» WHAT THIS TASK INVOLVES
Filter the entries, keeping every line with the word "Shaanxi".
--- GIVEN RECORDS ---
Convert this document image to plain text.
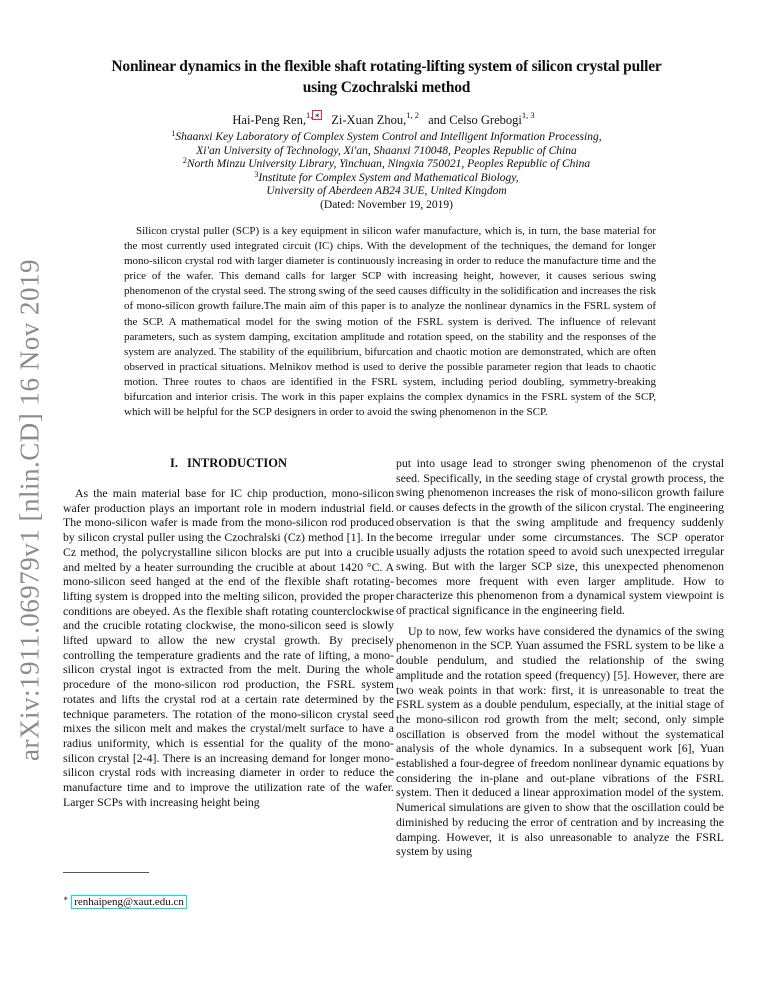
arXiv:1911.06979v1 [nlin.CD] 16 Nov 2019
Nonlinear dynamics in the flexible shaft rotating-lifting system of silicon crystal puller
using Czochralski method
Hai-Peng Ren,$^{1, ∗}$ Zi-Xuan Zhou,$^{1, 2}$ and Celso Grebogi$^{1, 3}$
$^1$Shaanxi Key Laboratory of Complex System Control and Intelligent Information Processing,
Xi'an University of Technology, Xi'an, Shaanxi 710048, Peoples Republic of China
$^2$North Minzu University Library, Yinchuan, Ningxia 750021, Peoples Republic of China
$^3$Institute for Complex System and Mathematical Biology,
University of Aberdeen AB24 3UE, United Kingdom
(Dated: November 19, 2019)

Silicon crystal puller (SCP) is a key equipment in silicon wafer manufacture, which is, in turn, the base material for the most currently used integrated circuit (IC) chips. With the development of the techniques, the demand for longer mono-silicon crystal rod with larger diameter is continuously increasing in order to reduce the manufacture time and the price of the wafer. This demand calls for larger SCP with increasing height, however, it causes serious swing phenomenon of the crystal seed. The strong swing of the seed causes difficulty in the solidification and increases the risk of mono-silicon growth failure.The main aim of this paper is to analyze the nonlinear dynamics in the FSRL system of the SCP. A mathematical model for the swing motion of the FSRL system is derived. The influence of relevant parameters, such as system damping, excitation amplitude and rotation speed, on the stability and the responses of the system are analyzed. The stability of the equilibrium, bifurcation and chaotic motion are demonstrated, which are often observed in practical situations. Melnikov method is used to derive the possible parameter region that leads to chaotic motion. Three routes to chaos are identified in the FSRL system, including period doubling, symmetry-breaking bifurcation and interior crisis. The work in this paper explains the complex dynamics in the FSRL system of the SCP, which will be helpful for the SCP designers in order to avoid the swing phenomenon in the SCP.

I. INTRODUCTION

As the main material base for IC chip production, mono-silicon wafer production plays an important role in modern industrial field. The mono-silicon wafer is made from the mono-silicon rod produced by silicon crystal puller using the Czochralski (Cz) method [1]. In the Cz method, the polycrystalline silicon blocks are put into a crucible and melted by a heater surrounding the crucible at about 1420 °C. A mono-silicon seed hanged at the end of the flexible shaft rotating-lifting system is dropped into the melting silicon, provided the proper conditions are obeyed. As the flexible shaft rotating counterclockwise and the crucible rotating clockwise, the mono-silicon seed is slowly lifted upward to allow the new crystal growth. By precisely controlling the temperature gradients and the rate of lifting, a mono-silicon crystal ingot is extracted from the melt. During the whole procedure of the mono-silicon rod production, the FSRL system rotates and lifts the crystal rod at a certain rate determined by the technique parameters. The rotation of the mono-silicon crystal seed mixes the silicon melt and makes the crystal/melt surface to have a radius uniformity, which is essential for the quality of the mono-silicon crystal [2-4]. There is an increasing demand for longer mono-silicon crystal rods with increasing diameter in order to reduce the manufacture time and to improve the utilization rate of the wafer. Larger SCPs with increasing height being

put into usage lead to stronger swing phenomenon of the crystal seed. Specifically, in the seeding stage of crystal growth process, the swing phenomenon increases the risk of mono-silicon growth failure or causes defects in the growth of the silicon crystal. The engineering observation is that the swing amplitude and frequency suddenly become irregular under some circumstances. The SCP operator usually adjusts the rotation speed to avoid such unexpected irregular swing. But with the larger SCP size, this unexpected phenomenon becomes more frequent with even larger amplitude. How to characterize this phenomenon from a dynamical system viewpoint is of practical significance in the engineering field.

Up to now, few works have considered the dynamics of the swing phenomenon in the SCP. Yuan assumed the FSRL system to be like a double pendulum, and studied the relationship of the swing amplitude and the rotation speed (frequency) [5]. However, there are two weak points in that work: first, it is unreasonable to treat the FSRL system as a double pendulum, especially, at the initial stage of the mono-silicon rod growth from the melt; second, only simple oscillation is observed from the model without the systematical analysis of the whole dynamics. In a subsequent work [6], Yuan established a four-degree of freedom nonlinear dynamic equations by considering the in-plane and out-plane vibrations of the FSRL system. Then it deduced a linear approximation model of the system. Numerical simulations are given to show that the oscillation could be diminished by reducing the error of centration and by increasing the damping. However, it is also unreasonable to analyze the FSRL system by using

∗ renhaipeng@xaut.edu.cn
---
--- GIVEN RECORDS ---
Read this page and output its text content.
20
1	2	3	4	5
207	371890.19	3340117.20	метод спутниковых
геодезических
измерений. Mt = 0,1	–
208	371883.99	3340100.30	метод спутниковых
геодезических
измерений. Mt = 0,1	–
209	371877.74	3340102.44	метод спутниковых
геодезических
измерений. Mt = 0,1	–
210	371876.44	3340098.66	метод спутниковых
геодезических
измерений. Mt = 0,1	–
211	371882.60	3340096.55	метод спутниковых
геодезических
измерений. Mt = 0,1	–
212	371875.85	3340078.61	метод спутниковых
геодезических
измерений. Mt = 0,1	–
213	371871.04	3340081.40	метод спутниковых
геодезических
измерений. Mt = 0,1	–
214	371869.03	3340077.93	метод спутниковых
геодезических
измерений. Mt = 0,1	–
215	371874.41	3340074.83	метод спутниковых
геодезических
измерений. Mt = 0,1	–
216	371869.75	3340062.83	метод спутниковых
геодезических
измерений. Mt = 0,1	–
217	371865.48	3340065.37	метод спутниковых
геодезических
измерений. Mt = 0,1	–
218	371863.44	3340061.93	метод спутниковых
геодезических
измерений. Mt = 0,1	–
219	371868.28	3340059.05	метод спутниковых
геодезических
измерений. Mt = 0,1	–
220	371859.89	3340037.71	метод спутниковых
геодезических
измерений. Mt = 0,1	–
---
» CORRECT RESPONSE
$^1$Shaanxi Key Laboratory of Complex System Control and Intelligent Information Processing,
Xi'an University of Technology, Xi'an, Shaanxi 710048, Peoples Republic of China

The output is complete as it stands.